**Extract to read**:
---+---
Khash-Erdene Batbayar

Personal information
- Full name: Batbayaryn Khash-Erdene Батбаярын Хаш-Эрдэнэ
- Date of birth: 20 June 1997 (age 28)
- Place of birth: Mongolia
- Position: Forward

Team information
- Current team: Anduud City FC
- Number: 13

Senior career*
- Years: Team / Apps / (Gls)
- 2018–: Anduud City FC /  / (13)

International career^{‡}
- 2018–: Mongolia / 1 / (0)

= Khash-Erdene Batbayar =

Mongolian footballer

Batbayaryn Khash-Erdene (Батбаярын Хаш-Эрдэнэ; born 20 June 1997) is a Mongolian footballer who plays as a forward for Mongolian Premier League club Anduud City and the Mongolian national team.

==Club career==
Khash-Erdene has played for Mongolian Premier League club Anduud City since 2018, scoring the only goal in the first victory of the season; this was also Anduud City FC's first win under their new name. He was the league's second-highest goalscorer with 13 goals for the 2018 season. His contract was renewed following the season.
---+---
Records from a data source
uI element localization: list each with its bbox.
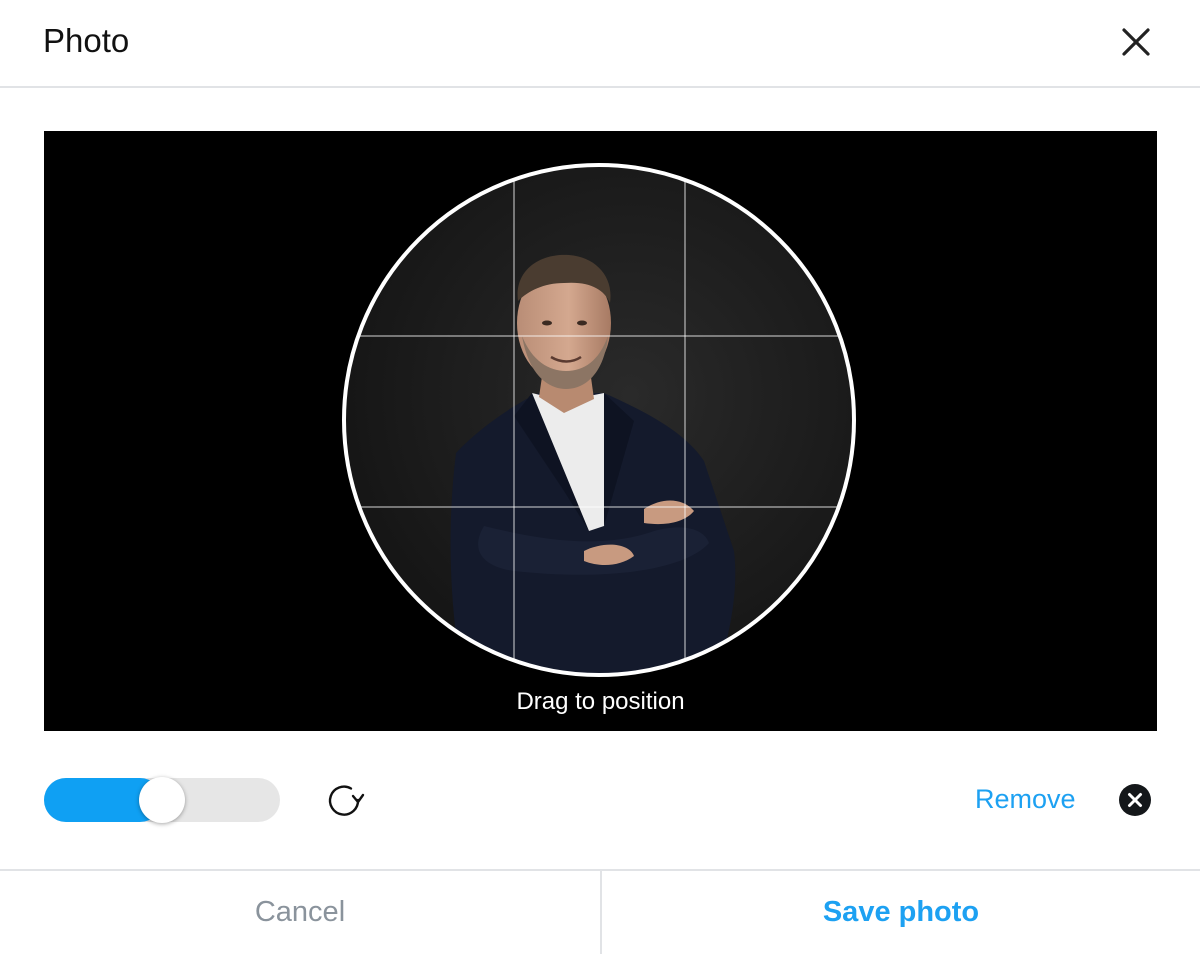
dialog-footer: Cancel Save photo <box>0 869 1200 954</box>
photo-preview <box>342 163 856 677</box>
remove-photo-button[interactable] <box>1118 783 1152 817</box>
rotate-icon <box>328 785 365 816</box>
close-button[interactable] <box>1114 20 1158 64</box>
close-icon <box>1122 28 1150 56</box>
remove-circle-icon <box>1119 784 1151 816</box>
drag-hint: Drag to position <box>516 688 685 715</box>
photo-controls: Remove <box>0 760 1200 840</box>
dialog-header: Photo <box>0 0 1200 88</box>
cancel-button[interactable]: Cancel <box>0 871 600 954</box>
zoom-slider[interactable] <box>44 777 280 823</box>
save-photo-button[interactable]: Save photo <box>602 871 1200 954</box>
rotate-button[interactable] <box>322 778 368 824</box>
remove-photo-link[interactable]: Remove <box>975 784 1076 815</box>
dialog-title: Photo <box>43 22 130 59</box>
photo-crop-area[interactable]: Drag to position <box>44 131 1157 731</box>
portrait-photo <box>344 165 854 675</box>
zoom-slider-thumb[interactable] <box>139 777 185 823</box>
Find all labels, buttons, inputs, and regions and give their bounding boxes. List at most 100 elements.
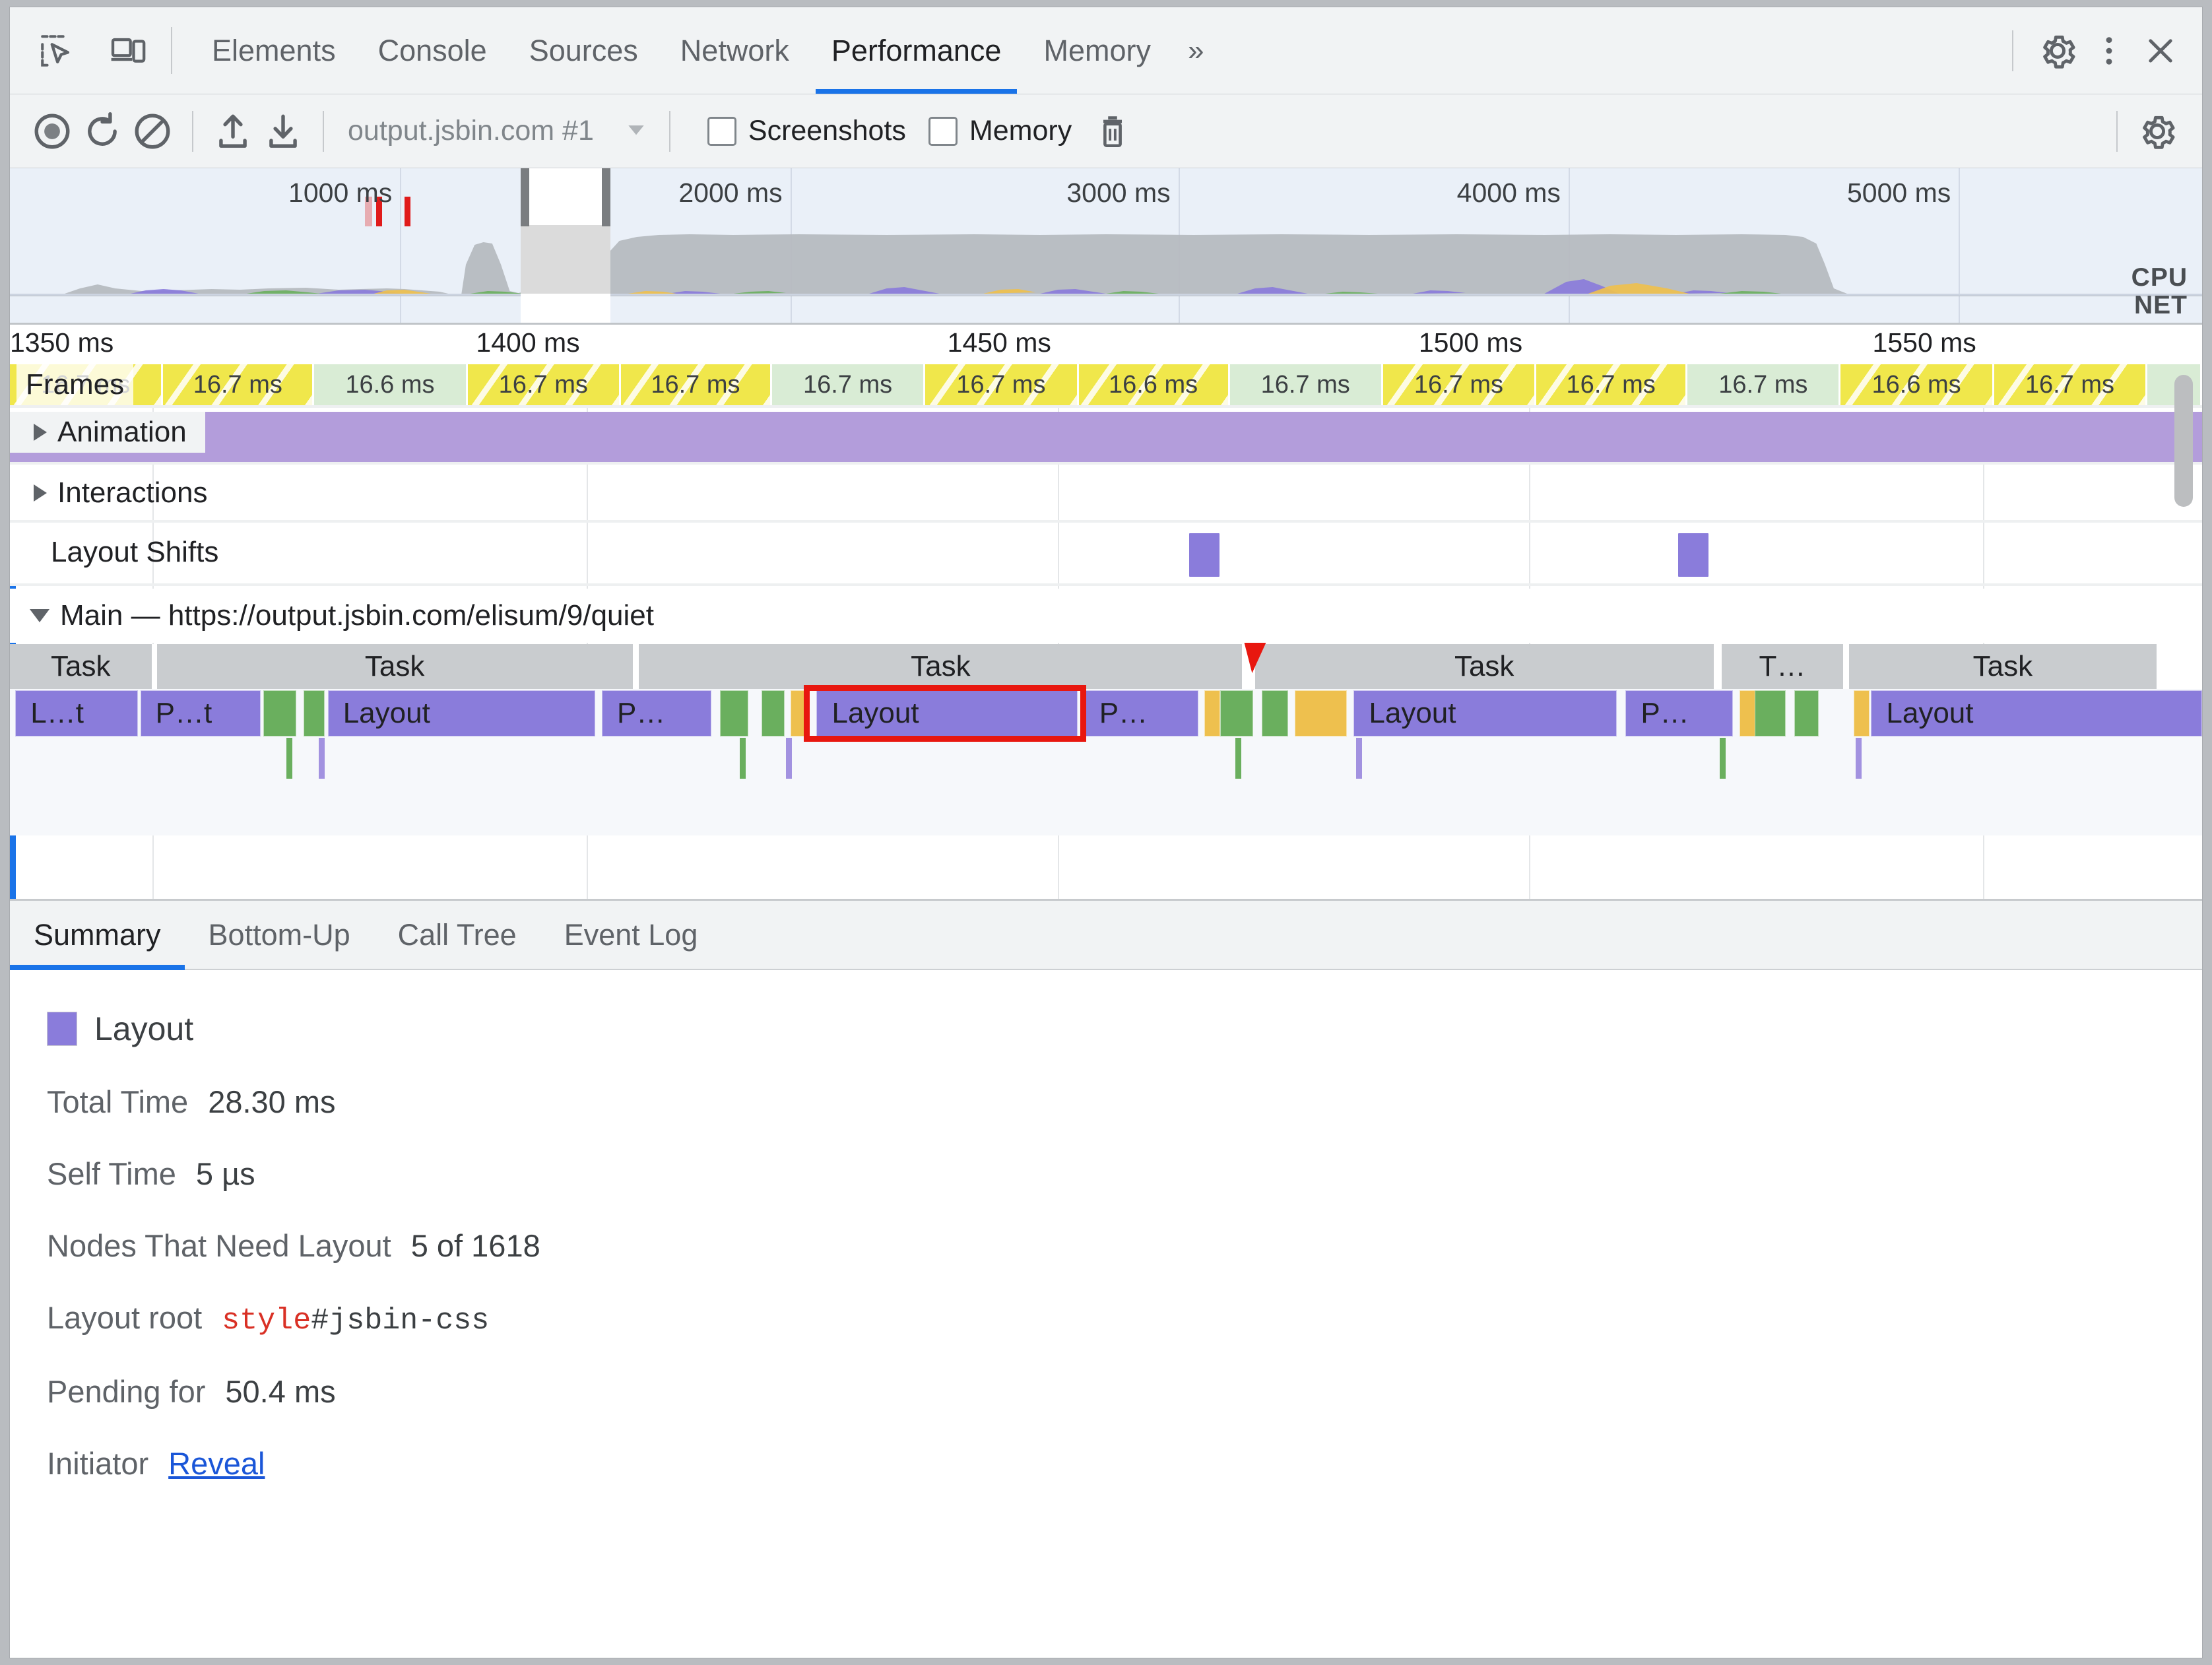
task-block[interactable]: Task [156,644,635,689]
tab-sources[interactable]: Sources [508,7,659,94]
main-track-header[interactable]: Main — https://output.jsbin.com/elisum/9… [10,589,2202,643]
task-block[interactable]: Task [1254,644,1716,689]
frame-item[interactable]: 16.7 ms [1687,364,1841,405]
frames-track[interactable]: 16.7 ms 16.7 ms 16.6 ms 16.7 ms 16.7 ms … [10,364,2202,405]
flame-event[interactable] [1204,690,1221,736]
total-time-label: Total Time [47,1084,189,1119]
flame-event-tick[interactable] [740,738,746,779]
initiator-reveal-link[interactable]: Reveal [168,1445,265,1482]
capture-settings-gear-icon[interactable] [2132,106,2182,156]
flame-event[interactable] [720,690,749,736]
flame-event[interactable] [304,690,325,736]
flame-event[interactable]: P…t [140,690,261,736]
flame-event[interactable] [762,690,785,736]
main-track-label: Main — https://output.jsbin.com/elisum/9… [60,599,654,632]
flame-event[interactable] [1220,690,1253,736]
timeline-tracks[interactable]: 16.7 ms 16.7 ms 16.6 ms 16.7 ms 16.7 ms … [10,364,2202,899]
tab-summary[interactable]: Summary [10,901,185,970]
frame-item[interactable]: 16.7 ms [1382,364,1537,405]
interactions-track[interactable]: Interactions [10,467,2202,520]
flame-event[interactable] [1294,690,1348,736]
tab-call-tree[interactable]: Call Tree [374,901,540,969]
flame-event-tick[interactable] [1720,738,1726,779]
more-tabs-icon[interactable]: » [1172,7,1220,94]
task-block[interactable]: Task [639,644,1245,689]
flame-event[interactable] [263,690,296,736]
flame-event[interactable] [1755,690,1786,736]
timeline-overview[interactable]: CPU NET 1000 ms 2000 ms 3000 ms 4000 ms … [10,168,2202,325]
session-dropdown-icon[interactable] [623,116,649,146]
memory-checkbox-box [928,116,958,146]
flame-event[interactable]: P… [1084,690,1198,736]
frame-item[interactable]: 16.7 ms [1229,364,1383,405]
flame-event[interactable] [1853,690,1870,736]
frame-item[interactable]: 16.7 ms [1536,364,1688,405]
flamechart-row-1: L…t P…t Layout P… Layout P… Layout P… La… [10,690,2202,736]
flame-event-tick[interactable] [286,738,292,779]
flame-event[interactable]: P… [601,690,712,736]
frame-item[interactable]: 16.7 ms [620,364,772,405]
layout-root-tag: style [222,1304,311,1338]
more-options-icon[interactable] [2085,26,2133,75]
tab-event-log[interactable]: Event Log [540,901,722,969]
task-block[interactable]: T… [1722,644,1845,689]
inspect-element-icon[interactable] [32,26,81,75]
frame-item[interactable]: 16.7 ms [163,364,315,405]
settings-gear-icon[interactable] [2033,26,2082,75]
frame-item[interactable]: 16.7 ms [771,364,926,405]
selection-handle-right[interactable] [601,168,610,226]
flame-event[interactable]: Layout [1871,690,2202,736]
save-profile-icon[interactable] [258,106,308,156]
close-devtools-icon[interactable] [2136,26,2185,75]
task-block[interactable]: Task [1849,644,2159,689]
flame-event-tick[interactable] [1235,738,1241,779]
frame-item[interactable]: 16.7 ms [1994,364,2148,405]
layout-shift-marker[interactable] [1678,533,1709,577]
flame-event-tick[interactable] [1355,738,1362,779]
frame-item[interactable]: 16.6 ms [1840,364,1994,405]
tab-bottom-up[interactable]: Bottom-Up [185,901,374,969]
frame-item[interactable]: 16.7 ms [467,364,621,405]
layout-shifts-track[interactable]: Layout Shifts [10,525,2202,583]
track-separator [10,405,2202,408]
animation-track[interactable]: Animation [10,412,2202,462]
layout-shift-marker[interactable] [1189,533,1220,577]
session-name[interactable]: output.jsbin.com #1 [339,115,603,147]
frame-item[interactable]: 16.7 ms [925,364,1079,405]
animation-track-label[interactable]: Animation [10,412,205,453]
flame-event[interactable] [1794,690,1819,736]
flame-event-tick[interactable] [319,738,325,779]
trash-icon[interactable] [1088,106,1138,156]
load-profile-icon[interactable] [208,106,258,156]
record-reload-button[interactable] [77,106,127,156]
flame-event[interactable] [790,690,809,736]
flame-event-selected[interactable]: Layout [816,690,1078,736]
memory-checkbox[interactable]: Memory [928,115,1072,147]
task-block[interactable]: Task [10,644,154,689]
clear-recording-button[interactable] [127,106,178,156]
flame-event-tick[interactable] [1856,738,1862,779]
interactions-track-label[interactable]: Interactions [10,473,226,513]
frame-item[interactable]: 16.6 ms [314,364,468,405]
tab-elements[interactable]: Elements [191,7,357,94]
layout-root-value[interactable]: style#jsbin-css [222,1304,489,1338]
---+---
**Given instruction A**:
Answer these questions using the footballer profile:
(i) What shirt number does he wear for his current team?
(ii) In which league does Anduud City play?
(iii) Where did he rank among the league's goalscorers in the 2018 season, and how many goals did he score?
**Given instruction B**: Write the next part of the footballer profile, picking up after its last sentence.

**Final answer A**:
(i) 13
(ii) The Mongolian Premier League
(iii) He was the second-highest goalscorer, with 13 goals.

**Final answer B**:
==International career==
Following a camp in June 2018, he made his senior international debut on 16 October 2018 in a friendly against Laos. He was then included in Mongolia's squad for Round 2 of the 2019 EAFF E-1 Football Championship.

In March 2019, Khash-Erdene competed in 2020 AFC U-23 Championship qualification, scoring a goal against Singapore.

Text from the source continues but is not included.